§ Brief: Copy every line of the material below word for word.

--*--

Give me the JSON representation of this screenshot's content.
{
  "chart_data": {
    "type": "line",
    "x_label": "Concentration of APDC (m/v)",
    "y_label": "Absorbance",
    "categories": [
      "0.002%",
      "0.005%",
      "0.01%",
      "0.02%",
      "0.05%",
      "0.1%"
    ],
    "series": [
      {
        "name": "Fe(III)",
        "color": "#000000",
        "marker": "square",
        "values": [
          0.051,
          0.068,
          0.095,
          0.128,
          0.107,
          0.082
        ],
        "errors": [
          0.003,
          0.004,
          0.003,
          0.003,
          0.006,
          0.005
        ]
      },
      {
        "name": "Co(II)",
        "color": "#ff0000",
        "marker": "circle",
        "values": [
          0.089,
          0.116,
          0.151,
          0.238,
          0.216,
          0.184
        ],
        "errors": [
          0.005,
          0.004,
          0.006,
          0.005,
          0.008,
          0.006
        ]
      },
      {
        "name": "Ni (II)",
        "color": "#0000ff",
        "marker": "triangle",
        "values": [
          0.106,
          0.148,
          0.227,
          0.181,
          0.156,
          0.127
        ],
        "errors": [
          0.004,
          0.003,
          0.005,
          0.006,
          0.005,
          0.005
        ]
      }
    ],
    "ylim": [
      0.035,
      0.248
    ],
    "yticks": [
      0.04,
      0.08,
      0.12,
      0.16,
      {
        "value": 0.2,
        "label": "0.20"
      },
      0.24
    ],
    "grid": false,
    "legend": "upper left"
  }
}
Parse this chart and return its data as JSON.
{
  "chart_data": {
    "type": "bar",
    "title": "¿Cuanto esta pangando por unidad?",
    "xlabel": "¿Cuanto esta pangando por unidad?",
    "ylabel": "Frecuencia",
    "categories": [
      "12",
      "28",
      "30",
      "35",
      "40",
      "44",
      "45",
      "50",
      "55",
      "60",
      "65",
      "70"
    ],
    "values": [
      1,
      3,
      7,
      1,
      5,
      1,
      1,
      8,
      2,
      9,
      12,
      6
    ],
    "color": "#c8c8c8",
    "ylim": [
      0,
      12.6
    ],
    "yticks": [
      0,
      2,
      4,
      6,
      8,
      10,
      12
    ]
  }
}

--*--

§ Solution to the exercise:
Give me the JSON representation of this screenshot's content.
{
  "chart_data": {
    "type": "line",
    "x_label": "Concentration of APDC (m/v)",
    "y_label": "Absorbance",
    "categories": [
      "0.002%",
      "0.005%",
      "0.01%",
      "0.02%",
      "0.05%",
      "0.1%"
    ],
    "series": [
      {
        "name": "Fe(III)",
        "color": "#000000",
        "marker": "square",
        "values": [
          0.051,
          0.068,
          0.095,
          0.128,
          0.107,
          0.082
        ],
        "errors": [
          0.003,
          0.004,
          0.003,
          0.003,
          0.006,
          0.005
        ]
      },
      {
        "name": "Co(II)",
        "color": "#ff0000",
        "marker": "circle",
        "values": [
          0.089,
          0.116,
          0.151,
          0.238,
          0.216,
          0.184
        ],
        "errors": [
          0.005,
          0.004,
          0.006,
          0.005,
          0.008,
          0.006
        ]
      },
      {
        "name": "Ni (II)",
        "color": "#0000ff",
        "marker": "triangle",
        "values": [
          0.106,
          0.148,
          0.227,
          0.181,
          0.156,
          0.127
        ],
        "errors": [
          0.004,
          0.003,
          0.005,
          0.006,
          0.005,
          0.005
        ]
      }
    ],
    "ylim": [
      0.035,
      0.248
    ],
    "yticks": [
      0.04,
      0.08,
      0.12,
      0.16,
      {
        "value": 0.2,
        "label": "0.20"
      },
      0.24
    ],
    "grid": false,
    "legend": "upper left"
  }
}
Parse this chart and return its data as JSON.
{
  "chart_data": {
    "type": "bar",
    "title": "¿Cuanto esta pangando por unidad?",
    "xlabel": "¿Cuanto esta pangando por unidad?",
    "ylabel": "Frecuencia",
    "categories": [
      "12",
      "28",
      "30",
      "35",
      "40",
      "44",
      "45",
      "50",
      "55",
      "60",
      "65",
      "70"
    ],
    "values": [
      1,
      3,
      7,
      1,
      5,
      1,
      1,
      8,
      2,
      9,
      12,
      6
    ],
    "color": "#c8c8c8",
    "ylim": [
      0,
      12.6
    ],
    "yticks": [
      0,
      2,
      4,
      6,
      8,
      10,
      12
    ]
  }
}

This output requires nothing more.